> Given problem
Pick out every line of the entries below where "public" occurs, and copy those lines.

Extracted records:
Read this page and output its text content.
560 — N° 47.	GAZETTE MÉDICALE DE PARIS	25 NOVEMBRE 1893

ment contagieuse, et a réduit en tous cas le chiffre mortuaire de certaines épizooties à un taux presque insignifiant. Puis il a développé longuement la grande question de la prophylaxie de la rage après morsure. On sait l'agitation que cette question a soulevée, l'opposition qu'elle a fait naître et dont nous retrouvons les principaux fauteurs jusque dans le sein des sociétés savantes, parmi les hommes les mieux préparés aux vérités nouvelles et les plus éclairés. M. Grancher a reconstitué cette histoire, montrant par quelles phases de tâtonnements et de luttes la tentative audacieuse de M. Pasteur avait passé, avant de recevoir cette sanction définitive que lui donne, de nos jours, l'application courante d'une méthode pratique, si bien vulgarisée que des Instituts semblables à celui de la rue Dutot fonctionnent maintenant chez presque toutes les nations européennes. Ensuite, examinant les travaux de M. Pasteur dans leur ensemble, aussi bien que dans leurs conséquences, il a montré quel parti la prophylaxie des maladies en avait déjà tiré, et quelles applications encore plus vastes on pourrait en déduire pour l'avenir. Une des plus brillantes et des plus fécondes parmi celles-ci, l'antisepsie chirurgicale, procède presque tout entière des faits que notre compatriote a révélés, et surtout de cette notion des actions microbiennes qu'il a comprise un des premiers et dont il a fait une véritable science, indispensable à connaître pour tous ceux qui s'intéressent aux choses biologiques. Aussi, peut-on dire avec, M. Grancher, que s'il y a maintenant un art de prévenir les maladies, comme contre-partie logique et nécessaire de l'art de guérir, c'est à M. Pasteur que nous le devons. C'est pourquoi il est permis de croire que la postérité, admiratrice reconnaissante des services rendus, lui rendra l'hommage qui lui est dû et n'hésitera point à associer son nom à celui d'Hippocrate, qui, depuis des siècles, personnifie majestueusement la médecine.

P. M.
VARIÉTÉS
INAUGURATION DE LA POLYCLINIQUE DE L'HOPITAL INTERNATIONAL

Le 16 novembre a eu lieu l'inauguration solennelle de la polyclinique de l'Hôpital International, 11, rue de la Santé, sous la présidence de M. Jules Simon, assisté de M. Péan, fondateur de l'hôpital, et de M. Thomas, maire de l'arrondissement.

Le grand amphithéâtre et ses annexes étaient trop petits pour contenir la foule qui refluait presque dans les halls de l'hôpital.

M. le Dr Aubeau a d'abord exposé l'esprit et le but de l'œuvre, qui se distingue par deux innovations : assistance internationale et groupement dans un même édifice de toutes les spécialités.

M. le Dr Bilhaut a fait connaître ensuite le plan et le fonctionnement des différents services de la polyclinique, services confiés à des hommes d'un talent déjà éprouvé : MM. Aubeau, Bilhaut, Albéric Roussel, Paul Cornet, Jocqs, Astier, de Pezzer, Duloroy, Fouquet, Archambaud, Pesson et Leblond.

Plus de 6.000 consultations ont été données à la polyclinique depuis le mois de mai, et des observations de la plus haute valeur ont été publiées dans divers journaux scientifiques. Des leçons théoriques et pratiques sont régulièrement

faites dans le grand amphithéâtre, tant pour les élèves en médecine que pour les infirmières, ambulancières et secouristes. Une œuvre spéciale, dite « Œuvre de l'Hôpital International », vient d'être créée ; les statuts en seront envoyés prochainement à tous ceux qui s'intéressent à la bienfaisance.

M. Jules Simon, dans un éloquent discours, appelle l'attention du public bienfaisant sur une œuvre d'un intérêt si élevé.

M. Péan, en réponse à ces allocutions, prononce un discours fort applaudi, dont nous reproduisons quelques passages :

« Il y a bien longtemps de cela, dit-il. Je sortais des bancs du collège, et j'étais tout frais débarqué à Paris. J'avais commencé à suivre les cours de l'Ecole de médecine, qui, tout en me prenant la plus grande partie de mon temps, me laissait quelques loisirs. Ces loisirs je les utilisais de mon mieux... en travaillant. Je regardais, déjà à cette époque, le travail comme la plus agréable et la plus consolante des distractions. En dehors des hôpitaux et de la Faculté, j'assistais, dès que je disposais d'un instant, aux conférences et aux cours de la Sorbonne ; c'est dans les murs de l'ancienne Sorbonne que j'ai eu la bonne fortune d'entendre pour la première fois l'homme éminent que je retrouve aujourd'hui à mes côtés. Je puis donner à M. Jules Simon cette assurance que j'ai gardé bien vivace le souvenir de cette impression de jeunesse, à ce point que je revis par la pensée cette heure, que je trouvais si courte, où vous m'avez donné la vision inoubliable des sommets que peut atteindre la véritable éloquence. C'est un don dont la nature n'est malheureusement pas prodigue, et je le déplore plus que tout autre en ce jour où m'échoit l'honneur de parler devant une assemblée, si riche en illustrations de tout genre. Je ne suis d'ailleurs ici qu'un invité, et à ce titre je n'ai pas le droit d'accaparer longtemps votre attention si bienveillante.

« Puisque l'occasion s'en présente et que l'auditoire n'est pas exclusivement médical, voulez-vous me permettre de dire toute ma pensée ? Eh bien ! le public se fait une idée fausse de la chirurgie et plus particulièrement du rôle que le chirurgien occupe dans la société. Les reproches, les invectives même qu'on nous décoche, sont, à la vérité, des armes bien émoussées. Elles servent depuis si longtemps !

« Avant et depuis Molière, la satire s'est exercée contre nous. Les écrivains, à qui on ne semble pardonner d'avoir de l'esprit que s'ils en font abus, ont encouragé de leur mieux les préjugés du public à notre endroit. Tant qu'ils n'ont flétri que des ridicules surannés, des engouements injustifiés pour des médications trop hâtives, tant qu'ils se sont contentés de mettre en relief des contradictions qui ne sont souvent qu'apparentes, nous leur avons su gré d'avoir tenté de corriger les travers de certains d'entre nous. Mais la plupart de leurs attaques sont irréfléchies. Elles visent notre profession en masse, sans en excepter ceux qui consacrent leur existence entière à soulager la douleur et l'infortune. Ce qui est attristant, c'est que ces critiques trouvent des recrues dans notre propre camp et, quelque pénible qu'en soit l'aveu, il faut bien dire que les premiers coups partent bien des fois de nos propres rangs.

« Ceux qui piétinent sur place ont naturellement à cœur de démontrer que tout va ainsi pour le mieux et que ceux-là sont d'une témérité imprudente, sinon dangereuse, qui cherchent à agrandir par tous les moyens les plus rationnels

> Task solution
M. Jules Simon, dans un éloquent discours, appelle l'attention du public bienfaisant sur une œuvre d'un intérêt si élevé.
« Puisque l'occasion s'en présente et que l'auditoire n'est pas exclusivement médical, voulez-vous me permettre de dire toute ma pensée ? Eh bien ! le public se fait une idée fausse de la chirurgie et plus particulièrement du rôle que le chirurgien occupe dans la société. Les reproches, les invectives même qu'on nous décoche, sont, à la vérité, des armes bien émoussées. Elles servent depuis si longtemps !
« Avant et depuis Molière, la satire s'est exercée contre nous. Les écrivains, à qui on ne semble pardonner d'avoir de l'esprit que s'ils en font abus, ont encouragé de leur mieux les préjugés du public à notre endroit. Tant qu'ils n'ont flétri que des ridicules surannés, des engouements injustifiés pour des médications trop hâtives, tant qu'ils se sont contentés de mettre en relief des contradictions qui ne sont souvent qu'apparentes, nous leur avons su gré d'avoir tenté de corriger les travers de certains d'entre nous. Mais la plupart de leurs attaques sont irréfléchies. Elles visent notre profession en masse, sans en excepter ceux qui consacrent leur existence entière à soulager la douleur et l'infortune. Ce qui est attristant, c'est que ces critiques trouvent des recrues dans notre propre camp et, quelque pénible qu'en soit l'aveu, il faut bien dire que les premiers coups partent bien des fois de nos propres rangs.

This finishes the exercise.